■ Document extract ■
* START *
From Dead to Worse
- Cover of From Dead to Worse
- Author: Charlaine Harris
- Language: English
- Series: The Southern Vampire Mysteries
- Genre: Fantasy, Mystery, Gothic, Romance
- Publisher: Ace Books
- Publication date: May 6, 2008
- Publication place: United States
- Media type: Print (Hardcover, Paperback) e-Book (Kindle) Audio Book (CD)
- Pages: 336 (paperback)
- ISBN: 978-0-441-01589-4
- OCLC: 213443210
- Preceded by: All Together Dead
- Followed by: Dead and Gone

= From Dead to Worse =

2008 novel by Charlaine Harris

From Dead to Worse is a paranormal mystery novel by Charlaine Harris published in 2008. It is the eighth book of The Southern Vampire Mysteries series featuring Sookie Stackhouse, a telepathic cocktail waitress from Louisiana.

==Plot summary==

After the natural disaster of Hurricane Katrina and the man-made horror of the explosion at the vampire Summit, Sookie Stackhouse is safe but dazed, yearning for things to get back to normal. But her boyfriend, the weretiger Quinn, is missing.

She then learns that she is descended from fairies, and is 1/8 fairy herself. Her beloved grandmother had an affair with a half-fairy, and had two children with him. While her grandfather is dead, her fairy great-grandfather, Niall Brigant, is alive and seeks to meet her.

Sookie is soon drawn into investigating several mysterious deaths among the local Were community. Her telepathy and status as a 'friend of the pack' forces her to mediate between two warring factions, whereupon she discovers that a pack displaced by Hurricane Katrina has been killing the Shreveport Weres in order to take their place. There is a brief "war" between the two packs, with the Shreveport pack emerging victorious, Alcide now in charge.
* END *
■ Part of a data file ■
* START *
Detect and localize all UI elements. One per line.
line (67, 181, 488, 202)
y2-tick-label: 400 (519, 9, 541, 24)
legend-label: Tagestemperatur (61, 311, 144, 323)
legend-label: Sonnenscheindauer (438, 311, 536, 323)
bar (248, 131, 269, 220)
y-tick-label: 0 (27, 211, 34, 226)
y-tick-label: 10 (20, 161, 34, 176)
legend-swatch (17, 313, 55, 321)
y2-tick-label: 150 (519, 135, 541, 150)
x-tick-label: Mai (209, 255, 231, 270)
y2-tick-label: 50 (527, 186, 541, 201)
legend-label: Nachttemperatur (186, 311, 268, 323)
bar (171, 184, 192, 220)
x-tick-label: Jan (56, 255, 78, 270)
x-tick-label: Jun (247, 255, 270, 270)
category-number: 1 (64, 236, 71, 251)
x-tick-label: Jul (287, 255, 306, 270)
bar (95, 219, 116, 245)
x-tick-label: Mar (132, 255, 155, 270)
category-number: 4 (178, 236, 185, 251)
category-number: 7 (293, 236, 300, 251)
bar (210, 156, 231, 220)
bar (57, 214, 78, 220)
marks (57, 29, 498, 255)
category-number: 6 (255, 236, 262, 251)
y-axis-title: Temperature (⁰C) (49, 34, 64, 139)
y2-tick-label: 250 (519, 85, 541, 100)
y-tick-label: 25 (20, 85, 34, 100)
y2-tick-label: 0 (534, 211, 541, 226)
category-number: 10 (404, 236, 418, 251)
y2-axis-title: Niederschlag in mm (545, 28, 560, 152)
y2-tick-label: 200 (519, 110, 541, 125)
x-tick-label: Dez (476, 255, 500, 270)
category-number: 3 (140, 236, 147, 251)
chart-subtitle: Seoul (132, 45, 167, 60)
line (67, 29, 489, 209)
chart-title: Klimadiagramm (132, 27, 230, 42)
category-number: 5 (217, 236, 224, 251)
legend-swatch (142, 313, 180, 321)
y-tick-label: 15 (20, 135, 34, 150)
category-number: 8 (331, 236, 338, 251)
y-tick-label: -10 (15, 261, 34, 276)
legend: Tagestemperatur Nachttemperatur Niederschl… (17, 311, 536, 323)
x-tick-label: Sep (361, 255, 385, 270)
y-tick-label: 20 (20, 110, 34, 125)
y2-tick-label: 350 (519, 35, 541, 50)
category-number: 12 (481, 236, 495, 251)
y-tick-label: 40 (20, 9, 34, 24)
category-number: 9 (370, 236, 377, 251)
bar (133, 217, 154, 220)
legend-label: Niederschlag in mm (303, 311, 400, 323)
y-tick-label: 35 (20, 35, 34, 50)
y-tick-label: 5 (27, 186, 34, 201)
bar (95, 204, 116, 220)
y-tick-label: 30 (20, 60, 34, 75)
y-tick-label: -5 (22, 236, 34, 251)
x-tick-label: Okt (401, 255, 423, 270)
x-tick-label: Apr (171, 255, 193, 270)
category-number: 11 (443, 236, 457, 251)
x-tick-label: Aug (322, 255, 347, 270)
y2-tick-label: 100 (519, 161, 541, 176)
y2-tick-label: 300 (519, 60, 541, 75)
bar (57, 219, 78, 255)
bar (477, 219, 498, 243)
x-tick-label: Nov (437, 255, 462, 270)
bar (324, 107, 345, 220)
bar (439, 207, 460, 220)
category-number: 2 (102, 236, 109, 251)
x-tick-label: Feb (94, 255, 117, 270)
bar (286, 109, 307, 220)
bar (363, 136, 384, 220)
* END *
■ Objective ■
Translate this sentence from the article on From Dead to Worse into Spanish: "She then learns that she is descended from fairies, and is 1/8 fairy herself."

■ The solution ■
Luego se entera de que desciende de hadas y de que ella misma es 1/8 hada.